▸ SUPPLIED TEXT:
■ ■ ■ ■ ■ ■ ■

Synthesis and evaluation of new 5-(1H-1,2,4-triazol-3-yl)-1,2,4-oxadiazole derivatives and their application as OXPHOS inhibitors

Twenty new 5-(1H-1,2,4-triazol-3-yl)-1,2,4-oxadiazole derivatives were synthesized and evaluated as OXPHOS inhibitors against cancers. The anti-proliferation assay exhibited that most of the compounds possessed good to excellent inhibitory activity on PC9 non-small cell lung Cancer cells and Bxpc-3 pancreatic Cancer cells. Among them, the optimal compound 28c, provided 0.0123 μM of IC₅₀ value on PC9 cells, 0.25 μM and 0.0173 μM of the IC₅₀ values against Bxpc-3 cells in glucose and galactose medium, respectively. In PC9 xenograft nude mice, TGI of 28c is 74.4 % compared with 44.16 % of the reference IACS-010759 when oral administration at dosage of 7.5 mg/kg. Mechanism research showed that 28c can bind with respiratory chain complex I, modulate the levels of NADH, NAD⁺ et al. in PC9 cells, activate cellular ROS and down regulate NRF2 and cause DNA damage in tumor cells.

Antitumor; Cellular ROS; NADH; OXPHOS inhibitor; Respiratory chain complex I.

■ ■ ■ ■ ■ ■ ■

[Source records]
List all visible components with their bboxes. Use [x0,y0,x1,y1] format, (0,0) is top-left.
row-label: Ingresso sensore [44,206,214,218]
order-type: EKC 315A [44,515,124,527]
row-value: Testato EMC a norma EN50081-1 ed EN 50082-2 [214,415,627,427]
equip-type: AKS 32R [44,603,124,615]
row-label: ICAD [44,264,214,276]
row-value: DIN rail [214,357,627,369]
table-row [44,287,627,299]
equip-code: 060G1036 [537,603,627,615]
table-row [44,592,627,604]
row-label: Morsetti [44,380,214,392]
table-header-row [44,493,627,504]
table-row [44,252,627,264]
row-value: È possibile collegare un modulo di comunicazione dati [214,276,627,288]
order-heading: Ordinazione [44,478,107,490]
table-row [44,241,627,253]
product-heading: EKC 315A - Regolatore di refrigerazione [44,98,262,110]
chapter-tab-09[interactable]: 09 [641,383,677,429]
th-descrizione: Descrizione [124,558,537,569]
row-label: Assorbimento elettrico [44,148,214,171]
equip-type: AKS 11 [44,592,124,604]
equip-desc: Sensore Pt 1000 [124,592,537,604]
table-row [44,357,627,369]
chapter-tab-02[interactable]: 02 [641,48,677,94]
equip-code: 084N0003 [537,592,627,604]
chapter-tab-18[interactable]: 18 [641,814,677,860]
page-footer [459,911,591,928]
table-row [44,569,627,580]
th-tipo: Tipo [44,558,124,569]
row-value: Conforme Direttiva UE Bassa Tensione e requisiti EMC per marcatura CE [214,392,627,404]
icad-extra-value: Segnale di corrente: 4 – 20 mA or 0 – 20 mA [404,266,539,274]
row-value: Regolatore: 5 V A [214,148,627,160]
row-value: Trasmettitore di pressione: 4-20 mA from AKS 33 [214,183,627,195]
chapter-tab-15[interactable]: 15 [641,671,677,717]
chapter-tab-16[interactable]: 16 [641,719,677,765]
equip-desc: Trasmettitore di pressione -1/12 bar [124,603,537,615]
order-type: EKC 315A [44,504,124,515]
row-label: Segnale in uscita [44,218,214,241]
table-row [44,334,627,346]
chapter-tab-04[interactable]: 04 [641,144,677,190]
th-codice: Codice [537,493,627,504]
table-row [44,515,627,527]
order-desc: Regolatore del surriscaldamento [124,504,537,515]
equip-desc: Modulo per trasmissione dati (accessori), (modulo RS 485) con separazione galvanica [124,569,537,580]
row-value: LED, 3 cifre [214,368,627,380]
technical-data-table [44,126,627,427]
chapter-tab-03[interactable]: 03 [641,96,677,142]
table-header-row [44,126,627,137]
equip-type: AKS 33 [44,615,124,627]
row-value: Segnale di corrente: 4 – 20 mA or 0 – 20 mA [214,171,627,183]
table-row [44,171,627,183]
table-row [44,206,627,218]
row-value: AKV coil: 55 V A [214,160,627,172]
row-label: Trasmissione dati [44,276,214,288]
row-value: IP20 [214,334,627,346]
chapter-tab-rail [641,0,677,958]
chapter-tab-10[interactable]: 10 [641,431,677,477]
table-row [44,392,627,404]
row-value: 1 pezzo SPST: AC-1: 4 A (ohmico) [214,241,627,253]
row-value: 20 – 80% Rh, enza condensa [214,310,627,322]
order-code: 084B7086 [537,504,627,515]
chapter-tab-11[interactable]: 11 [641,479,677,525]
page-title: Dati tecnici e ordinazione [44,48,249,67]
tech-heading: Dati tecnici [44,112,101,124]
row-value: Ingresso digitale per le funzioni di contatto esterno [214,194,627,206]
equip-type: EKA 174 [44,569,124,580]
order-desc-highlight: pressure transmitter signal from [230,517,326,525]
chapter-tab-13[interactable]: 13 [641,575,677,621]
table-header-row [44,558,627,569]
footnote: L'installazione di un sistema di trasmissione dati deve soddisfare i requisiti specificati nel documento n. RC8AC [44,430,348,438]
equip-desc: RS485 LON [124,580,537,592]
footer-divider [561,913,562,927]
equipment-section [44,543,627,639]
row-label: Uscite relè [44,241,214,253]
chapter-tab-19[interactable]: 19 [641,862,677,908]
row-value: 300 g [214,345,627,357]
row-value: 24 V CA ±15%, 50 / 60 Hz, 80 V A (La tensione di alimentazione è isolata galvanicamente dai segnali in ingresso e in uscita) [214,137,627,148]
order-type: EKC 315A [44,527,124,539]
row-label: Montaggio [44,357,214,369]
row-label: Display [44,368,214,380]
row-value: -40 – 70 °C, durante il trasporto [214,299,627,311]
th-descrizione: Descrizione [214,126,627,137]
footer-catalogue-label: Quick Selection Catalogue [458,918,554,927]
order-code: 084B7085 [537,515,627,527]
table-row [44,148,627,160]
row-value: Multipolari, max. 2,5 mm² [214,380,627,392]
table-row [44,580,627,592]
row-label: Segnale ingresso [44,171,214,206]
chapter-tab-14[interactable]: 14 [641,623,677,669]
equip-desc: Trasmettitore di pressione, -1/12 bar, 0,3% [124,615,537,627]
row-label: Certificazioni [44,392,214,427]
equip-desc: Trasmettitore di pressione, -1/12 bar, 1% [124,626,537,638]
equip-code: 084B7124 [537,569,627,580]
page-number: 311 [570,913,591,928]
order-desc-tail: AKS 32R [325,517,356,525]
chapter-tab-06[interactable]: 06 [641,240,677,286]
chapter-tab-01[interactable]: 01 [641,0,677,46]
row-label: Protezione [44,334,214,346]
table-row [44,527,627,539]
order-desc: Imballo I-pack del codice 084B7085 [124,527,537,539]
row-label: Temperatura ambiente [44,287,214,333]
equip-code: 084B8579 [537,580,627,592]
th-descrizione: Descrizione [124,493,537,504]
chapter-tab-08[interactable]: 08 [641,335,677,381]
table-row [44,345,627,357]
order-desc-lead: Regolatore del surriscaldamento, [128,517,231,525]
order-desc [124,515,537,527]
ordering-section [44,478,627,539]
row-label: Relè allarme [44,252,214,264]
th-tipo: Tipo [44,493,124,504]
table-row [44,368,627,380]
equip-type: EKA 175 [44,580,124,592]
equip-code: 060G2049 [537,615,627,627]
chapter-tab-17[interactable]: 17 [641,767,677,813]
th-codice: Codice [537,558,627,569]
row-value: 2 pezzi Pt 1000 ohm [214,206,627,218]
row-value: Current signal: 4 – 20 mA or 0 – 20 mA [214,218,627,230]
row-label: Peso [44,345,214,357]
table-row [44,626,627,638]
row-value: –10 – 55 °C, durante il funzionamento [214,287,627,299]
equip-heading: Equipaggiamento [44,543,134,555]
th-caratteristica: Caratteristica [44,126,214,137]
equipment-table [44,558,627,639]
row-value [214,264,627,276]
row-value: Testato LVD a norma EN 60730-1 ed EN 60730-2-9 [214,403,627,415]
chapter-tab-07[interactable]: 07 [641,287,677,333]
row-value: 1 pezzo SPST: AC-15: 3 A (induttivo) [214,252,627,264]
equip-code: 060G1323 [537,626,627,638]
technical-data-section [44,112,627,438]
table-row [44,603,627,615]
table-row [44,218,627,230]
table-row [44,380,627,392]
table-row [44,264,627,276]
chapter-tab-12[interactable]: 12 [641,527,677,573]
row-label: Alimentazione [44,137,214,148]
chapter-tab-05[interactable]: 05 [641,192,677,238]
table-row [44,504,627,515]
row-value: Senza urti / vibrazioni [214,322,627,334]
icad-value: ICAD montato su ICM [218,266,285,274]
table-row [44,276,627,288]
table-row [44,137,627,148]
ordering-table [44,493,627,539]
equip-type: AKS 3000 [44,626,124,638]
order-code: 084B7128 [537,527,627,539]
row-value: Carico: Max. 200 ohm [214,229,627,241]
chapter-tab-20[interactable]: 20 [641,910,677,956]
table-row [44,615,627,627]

■ ■ ■ ■ ■ ■ ■

▸ ABOUT THIS TASK: Rewrite the paragraph beginning "Twenty new 5-(1H-1,2,4-triazol-3-yl)" in the text on oxadiazole OXPHOS inhibitors as a bulleted list that keeps its main facts.

▸ PROBLEM SOLUTION:
- Twenty new 5-(1H-1,2,4-triazol-3-yl)-1,2,4-oxadiazole derivatives were synthesized and evaluated as OXPHOS inhibitors against cancers.
- Most compounds showed good to excellent anti-proliferative activity on PC9 non-small cell lung cancer cells and Bxpc-3 pancreatic cancer cells.
- The optimal compound, 28c, had these IC₅₀ values:
  - 0.0123 μM on PC9 cells
  - 0.25 μM on Bxpc-3 cells in glucose medium
  - 0.0173 μM on Bxpc-3 cells in galactose medium
- In PC9 xenograft nude mice given an oral dose of 7.5 mg/kg, 28c reached 74.4 % TGI. The reference compound IACS-010759 reached 44.16 %.
- Mechanism studies showed that 28c:
  - binds respiratory chain complex I
  - modulates NADH and NAD⁺ levels in PC9 cells
  - activates cellular ROS
  - down-regulates NRF2
  - causes DNA damage in tumor cells